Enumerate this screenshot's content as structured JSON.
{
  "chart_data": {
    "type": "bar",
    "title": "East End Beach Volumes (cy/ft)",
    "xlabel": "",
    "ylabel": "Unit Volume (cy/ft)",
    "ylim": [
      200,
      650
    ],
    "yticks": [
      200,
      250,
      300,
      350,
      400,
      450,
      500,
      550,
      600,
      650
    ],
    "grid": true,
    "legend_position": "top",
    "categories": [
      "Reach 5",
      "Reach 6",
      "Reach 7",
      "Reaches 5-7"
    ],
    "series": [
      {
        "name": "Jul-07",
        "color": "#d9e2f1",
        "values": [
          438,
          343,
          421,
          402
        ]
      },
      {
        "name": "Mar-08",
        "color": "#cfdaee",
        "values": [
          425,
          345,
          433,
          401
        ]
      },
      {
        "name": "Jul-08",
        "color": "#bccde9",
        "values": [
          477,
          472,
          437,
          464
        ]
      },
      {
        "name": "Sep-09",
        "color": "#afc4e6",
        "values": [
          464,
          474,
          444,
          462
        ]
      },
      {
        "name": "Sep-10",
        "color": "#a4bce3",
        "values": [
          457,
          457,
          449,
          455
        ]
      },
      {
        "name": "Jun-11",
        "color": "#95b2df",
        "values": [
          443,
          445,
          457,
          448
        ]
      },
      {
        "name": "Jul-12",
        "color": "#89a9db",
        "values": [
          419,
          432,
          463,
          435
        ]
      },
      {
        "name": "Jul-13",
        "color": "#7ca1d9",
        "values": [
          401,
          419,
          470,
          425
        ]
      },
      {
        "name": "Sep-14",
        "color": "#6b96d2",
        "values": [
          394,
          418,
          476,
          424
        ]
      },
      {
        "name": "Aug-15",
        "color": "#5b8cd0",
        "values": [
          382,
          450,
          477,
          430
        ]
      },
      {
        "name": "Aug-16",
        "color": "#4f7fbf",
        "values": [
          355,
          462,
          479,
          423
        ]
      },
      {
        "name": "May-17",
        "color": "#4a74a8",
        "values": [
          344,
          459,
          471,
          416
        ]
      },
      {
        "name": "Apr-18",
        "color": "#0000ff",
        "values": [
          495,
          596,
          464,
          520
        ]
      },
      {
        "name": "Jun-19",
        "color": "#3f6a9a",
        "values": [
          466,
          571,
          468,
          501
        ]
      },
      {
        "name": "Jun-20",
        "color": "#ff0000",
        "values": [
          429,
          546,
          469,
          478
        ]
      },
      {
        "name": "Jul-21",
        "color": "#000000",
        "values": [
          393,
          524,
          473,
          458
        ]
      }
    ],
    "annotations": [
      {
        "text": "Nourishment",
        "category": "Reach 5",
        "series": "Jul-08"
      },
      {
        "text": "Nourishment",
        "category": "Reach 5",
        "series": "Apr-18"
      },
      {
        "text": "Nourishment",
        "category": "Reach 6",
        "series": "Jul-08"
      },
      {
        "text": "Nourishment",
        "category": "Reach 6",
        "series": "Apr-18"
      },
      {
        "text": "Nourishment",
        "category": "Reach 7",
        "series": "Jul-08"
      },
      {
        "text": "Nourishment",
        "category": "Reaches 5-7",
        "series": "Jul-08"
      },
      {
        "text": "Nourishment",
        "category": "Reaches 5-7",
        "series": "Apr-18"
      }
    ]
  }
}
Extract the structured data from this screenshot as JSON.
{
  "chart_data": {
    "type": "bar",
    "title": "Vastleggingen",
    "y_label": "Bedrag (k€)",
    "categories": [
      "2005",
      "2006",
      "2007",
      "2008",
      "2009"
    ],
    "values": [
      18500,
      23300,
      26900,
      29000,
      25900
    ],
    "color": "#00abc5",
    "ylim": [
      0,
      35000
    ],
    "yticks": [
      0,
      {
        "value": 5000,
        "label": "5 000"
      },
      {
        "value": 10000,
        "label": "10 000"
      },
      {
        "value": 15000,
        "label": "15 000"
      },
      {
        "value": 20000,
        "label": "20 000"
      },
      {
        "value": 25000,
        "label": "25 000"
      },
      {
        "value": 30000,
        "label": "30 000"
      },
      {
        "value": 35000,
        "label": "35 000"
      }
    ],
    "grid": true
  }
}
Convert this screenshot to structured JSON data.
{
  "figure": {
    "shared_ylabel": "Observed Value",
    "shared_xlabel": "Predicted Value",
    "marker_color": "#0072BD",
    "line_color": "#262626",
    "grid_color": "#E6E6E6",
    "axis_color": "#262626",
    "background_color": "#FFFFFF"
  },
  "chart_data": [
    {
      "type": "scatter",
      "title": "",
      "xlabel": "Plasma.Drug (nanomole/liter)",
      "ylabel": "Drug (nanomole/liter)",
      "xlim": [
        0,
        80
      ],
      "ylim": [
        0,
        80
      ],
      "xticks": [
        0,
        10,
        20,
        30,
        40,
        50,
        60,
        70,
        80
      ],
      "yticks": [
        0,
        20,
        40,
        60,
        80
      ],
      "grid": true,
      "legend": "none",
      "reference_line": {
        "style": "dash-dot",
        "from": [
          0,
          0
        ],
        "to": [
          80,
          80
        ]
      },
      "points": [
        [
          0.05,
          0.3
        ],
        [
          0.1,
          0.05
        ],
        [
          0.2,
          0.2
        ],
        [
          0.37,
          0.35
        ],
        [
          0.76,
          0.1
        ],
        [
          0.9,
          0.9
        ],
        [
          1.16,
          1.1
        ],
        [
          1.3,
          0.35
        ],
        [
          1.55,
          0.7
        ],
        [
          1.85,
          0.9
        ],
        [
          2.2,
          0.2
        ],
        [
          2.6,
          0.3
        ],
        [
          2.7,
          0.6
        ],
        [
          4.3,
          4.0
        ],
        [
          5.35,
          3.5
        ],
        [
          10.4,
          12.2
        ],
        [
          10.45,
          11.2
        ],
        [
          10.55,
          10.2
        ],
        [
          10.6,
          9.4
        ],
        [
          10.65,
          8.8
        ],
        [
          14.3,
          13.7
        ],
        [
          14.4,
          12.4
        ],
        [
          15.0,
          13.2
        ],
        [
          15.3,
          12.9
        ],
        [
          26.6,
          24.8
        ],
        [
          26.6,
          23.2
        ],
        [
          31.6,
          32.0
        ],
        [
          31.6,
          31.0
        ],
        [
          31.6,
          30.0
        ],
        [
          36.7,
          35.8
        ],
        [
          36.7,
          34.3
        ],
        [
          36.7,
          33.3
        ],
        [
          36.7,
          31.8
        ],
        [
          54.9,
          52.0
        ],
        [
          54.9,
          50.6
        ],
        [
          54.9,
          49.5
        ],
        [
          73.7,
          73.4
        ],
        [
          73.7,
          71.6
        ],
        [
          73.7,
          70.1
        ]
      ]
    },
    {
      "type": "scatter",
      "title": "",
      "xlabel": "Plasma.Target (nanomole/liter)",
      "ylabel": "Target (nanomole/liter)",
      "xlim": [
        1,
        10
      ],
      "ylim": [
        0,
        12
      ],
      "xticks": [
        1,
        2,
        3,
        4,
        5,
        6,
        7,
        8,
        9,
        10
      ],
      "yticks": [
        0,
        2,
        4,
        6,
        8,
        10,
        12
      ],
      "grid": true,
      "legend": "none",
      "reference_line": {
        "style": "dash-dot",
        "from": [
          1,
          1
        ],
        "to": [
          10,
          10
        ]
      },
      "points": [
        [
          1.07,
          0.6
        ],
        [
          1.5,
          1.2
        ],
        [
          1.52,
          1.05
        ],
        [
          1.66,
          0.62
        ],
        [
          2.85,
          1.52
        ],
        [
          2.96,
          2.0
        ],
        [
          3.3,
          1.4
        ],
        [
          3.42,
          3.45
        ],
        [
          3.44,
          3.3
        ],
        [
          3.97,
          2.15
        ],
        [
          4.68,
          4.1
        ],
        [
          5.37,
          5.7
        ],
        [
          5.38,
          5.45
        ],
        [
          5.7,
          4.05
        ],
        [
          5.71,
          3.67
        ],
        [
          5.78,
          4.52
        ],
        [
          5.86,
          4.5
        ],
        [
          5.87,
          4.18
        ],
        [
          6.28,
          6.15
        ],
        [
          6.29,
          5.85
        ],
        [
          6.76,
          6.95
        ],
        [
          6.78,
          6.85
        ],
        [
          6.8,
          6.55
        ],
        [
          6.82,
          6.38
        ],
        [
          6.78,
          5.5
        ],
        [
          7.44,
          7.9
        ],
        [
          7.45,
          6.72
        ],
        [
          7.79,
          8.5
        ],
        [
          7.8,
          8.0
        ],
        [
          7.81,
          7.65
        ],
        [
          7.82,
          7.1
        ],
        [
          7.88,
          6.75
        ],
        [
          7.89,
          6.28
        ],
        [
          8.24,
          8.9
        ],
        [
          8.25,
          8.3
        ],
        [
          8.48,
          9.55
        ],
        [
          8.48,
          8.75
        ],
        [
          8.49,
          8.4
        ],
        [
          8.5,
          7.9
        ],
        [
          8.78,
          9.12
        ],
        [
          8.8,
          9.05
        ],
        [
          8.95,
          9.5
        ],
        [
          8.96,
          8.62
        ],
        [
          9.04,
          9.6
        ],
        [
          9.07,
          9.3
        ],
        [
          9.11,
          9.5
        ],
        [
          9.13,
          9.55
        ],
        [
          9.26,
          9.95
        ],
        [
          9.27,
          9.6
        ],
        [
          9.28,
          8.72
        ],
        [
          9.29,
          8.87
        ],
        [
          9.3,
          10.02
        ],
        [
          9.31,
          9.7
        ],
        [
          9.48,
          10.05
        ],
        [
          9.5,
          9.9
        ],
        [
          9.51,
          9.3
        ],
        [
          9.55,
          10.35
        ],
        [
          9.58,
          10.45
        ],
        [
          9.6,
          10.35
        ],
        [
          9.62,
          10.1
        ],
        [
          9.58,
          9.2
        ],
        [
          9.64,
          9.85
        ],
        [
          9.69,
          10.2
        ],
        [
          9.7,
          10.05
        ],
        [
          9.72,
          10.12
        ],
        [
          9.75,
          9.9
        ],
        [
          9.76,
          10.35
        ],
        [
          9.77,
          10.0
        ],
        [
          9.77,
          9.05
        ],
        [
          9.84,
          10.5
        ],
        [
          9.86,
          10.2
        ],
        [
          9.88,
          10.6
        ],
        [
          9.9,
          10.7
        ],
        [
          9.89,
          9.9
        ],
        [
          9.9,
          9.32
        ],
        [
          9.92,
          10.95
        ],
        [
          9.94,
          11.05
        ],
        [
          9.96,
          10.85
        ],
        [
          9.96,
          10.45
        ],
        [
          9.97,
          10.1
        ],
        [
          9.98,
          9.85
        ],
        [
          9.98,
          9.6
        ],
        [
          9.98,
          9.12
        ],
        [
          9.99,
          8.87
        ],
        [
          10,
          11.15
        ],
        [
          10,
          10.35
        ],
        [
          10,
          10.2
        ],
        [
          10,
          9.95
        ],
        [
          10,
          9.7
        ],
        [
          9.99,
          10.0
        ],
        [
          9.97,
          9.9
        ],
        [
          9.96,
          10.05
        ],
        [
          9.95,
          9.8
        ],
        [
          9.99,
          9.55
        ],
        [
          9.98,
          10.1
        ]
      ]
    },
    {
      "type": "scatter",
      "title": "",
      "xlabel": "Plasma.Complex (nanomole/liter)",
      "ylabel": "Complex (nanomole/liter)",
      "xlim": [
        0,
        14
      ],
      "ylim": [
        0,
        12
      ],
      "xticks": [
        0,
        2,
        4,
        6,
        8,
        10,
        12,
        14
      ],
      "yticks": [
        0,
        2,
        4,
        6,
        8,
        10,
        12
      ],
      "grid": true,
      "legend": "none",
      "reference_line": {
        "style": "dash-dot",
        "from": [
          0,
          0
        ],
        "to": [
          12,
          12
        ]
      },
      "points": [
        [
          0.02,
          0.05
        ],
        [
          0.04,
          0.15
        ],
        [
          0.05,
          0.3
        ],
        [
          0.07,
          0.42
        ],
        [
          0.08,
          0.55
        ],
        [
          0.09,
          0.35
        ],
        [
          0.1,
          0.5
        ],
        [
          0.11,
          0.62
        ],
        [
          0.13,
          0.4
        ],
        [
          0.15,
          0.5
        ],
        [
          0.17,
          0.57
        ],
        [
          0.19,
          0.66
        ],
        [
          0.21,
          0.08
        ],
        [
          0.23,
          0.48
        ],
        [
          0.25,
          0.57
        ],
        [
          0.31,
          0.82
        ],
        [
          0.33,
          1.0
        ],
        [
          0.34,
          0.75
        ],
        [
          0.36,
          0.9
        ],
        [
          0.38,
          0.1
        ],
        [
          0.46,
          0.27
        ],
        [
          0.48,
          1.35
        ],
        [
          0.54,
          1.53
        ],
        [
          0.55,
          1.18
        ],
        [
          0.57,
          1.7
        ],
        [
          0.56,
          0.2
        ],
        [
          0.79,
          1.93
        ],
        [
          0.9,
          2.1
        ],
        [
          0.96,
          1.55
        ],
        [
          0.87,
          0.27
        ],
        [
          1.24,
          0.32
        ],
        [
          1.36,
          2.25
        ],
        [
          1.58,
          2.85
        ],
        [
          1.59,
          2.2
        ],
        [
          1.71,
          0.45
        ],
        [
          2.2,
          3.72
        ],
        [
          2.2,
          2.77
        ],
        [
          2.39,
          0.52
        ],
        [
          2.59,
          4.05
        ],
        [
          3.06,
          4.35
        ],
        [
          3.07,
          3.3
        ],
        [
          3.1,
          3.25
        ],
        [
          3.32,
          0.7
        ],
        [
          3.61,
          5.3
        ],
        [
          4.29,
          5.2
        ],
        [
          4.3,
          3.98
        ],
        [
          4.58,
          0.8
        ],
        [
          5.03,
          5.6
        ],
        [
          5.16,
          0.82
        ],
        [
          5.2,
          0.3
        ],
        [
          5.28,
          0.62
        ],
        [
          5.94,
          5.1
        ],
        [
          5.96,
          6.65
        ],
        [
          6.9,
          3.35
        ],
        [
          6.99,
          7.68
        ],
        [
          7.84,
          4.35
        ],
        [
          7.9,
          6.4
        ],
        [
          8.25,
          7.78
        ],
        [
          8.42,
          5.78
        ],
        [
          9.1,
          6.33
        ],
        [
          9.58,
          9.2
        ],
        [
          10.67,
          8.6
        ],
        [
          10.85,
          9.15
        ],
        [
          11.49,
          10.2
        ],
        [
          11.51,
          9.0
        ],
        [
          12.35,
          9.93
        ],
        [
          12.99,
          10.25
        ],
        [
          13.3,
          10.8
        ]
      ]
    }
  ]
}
○ ○ ○ ○
From the listing, tally every line with the word "nanomole" in it and give only the tally.

6